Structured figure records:
========================================================================

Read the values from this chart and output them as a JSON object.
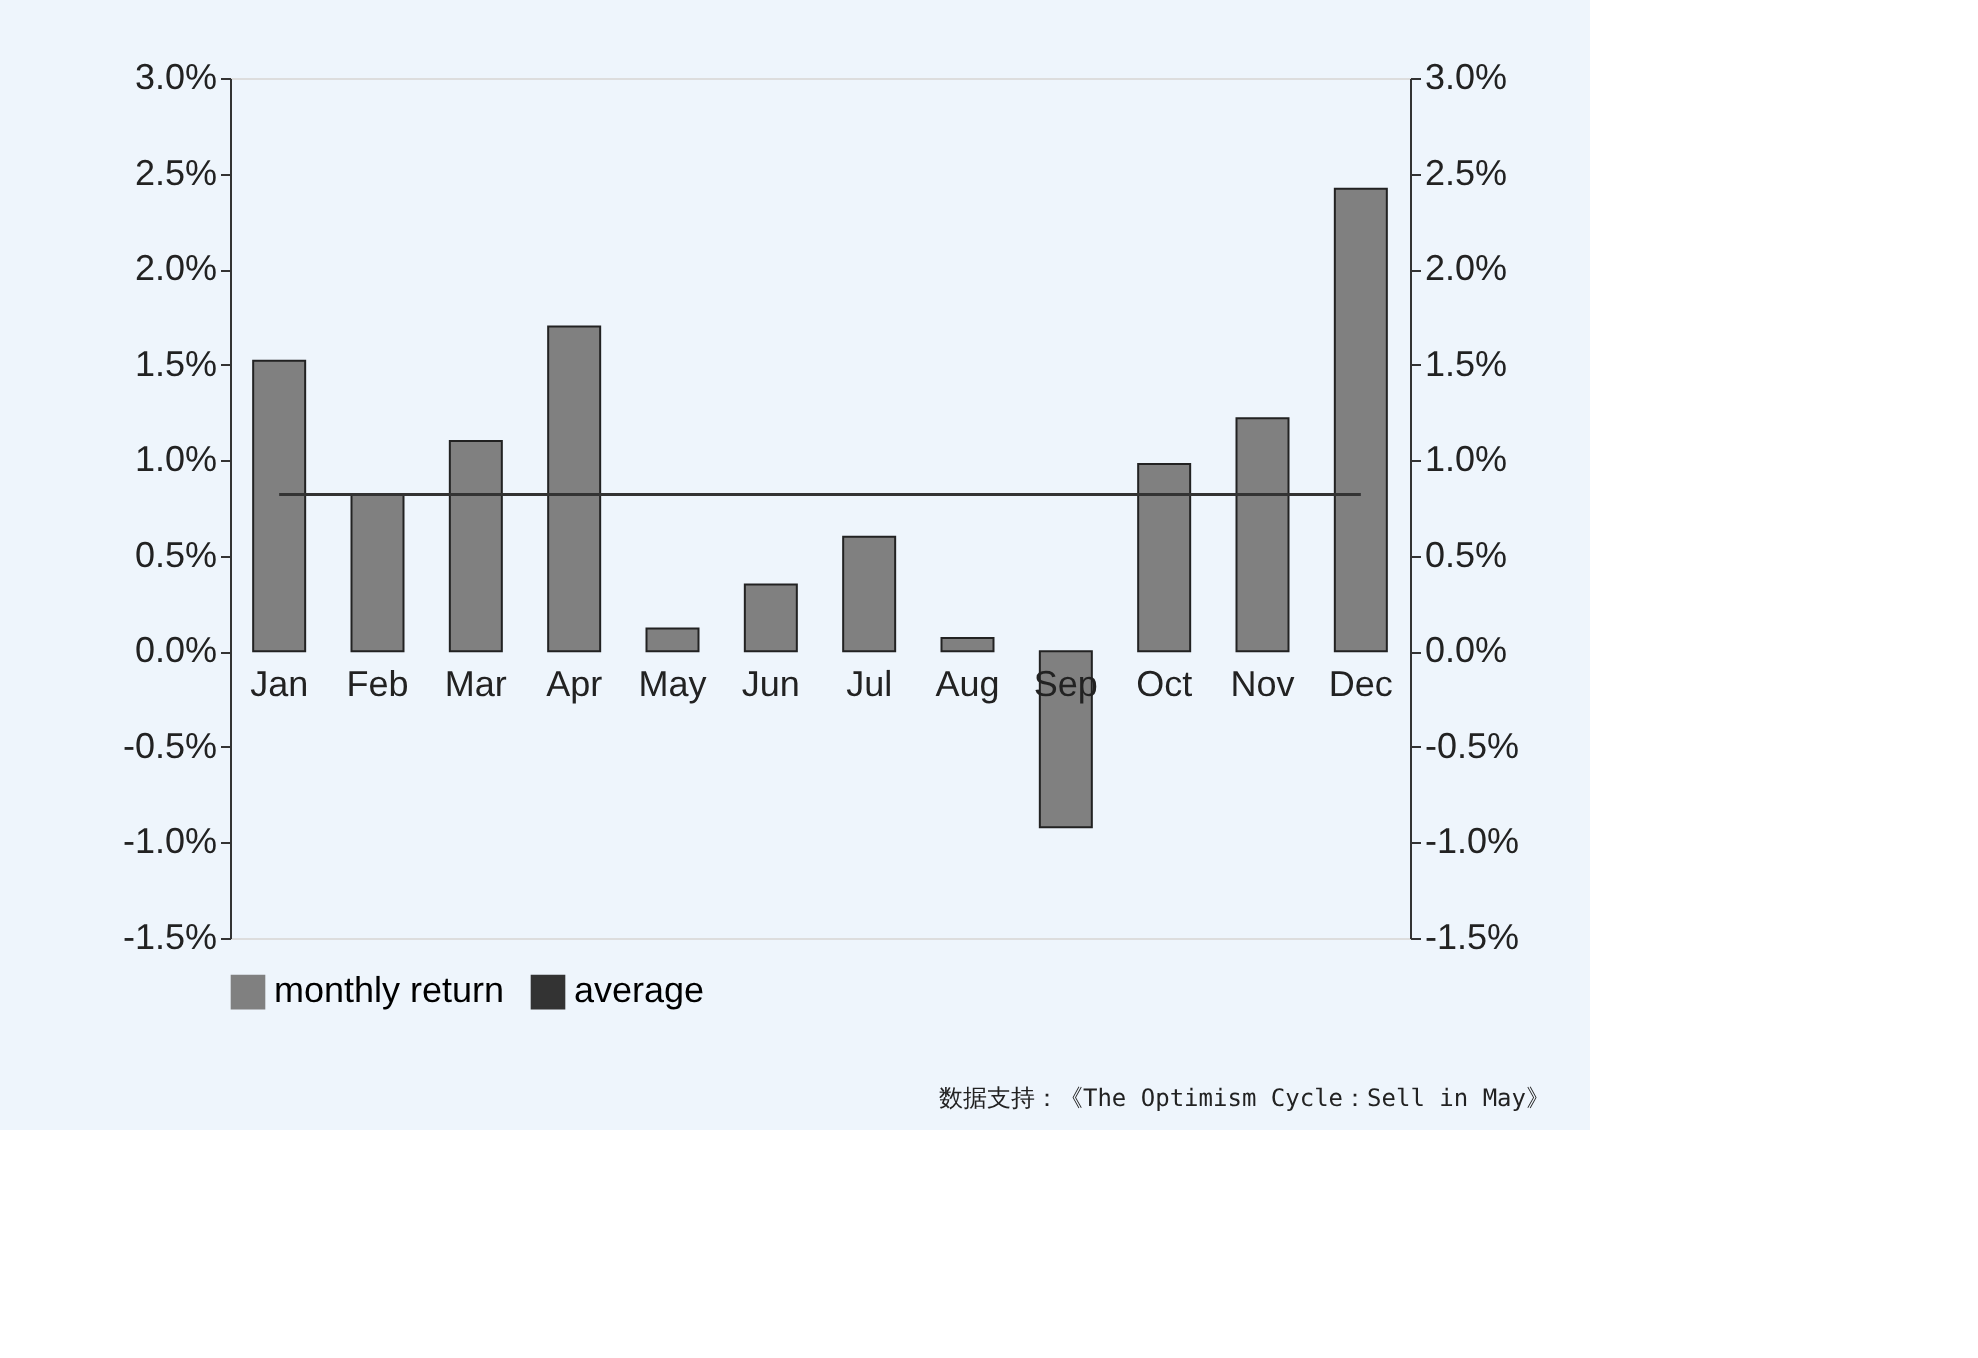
{
  "chart_data": {
    "type": "bar",
    "categories": [
      "Jan",
      "Feb",
      "Mar",
      "Apr",
      "May",
      "Jun",
      "Jul",
      "Aug",
      "Sep",
      "Oct",
      "Nov",
      "Dec"
    ],
    "series": [
      {
        "name": "monthly return",
        "color": "#808080",
        "values": [
          1.52,
          0.82,
          1.1,
          1.7,
          0.12,
          0.35,
          0.6,
          0.07,
          -0.92,
          0.98,
          1.22,
          2.42
        ]
      },
      {
        "name": "average",
        "type": "line",
        "color": "#333333",
        "values": [
          0.82,
          0.82,
          0.82,
          0.82,
          0.82,
          0.82,
          0.82,
          0.82,
          0.82,
          0.82,
          0.82,
          0.82
        ]
      }
    ],
    "ylim": [
      -1.5,
      3.0
    ],
    "yticks": [
      {
        "value": -1.5,
        "label": "-1.5%"
      },
      {
        "value": -1.0,
        "label": "-1.0%"
      },
      {
        "value": -0.5,
        "label": "-0.5%"
      },
      {
        "value": 0,
        "label": "0.0%"
      },
      {
        "value": 0.5,
        "label": "0.5%"
      },
      {
        "value": 1.0,
        "label": "1.0%"
      },
      {
        "value": 1.5,
        "label": "1.5%"
      },
      {
        "value": 2.0,
        "label": "2.0%"
      },
      {
        "value": 2.5,
        "label": "2.5%"
      },
      {
        "value": 3.0,
        "label": "3.0%"
      }
    ],
    "y2lim": [
      -1.5,
      3.0
    ],
    "y2ticks": [
      {
        "value": -1.5,
        "label": "-1.5%"
      },
      {
        "value": -1.0,
        "label": "-1.0%"
      },
      {
        "value": -0.5,
        "label": "-0.5%"
      },
      {
        "value": 0,
        "label": "0.0%"
      },
      {
        "value": 0.5,
        "label": "0.5%"
      },
      {
        "value": 1.0,
        "label": "1.0%"
      },
      {
        "value": 1.5,
        "label": "1.5%"
      },
      {
        "value": 2.0,
        "label": "2.0%"
      },
      {
        "value": 2.5,
        "label": "2.5%"
      },
      {
        "value": 3.0,
        "label": "3.0%"
      }
    ],
    "grid": false,
    "legend": "bottom",
    "annotations": [
      "数据支持：《The Optimism Cycle：Sell in May》"
    ]
  }
}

========================================================================

* Directions: Except for the pictures, copy every line of the records above exactly.

* Answer below:
Read the values from this chart and output them as a JSON object.
{
  "chart_data": {
    "type": "bar",
    "categories": [
      "Jan",
      "Feb",
      "Mar",
      "Apr",
      "May",
      "Jun",
      "Jul",
      "Aug",
      "Sep",
      "Oct",
      "Nov",
      "Dec"
    ],
    "series": [
      {
        "name": "monthly return",
        "color": "#808080",
        "values": [
          1.52,
          0.82,
          1.1,
          1.7,
          0.12,
          0.35,
          0.6,
          0.07,
          -0.92,
          0.98,
          1.22,
          2.42
        ]
      },
      {
        "name": "average",
        "type": "line",
        "color": "#333333",
        "values": [
          0.82,
          0.82,
          0.82,
          0.82,
          0.82,
          0.82,
          0.82,
          0.82,
          0.82,
          0.82,
          0.82,
          0.82
        ]
      }
    ],
    "ylim": [
      -1.5,
      3.0
    ],
    "yticks": [
      {
        "value": -1.5,
        "label": "-1.5%"
      },
      {
        "value": -1.0,
        "label": "-1.0%"
      },
      {
        "value": -0.5,
        "label": "-0.5%"
      },
      {
        "value": 0,
        "label": "0.0%"
      },
      {
        "value": 0.5,
        "label": "0.5%"
      },
      {
        "value": 1.0,
        "label": "1.0%"
      },
      {
        "value": 1.5,
        "label": "1.5%"
      },
      {
        "value": 2.0,
        "label": "2.0%"
      },
      {
        "value": 2.5,
        "label": "2.5%"
      },
      {
        "value": 3.0,
        "label": "3.0%"
      }
    ],
    "y2lim": [
      -1.5,
      3.0
    ],
    "y2ticks": [
      {
        "value": -1.5,
        "label": "-1.5%"
      },
      {
        "value": -1.0,
        "label": "-1.0%"
      },
      {
        "value": -0.5,
        "label": "-0.5%"
      },
      {
        "value": 0,
        "label": "0.0%"
      },
      {
        "value": 0.5,
        "label": "0.5%"
      },
      {
        "value": 1.0,
        "label": "1.0%"
      },
      {
        "value": 1.5,
        "label": "1.5%"
      },
      {
        "value": 2.0,
        "label": "2.0%"
      },
      {
        "value": 2.5,
        "label": "2.5%"
      },
      {
        "value": 3.0,
        "label": "3.0%"
      }
    ],
    "grid": false,
    "legend": "bottom",
    "annotations": [
      "数据支持：《The Optimism Cycle：Sell in May》"
    ]
  }
}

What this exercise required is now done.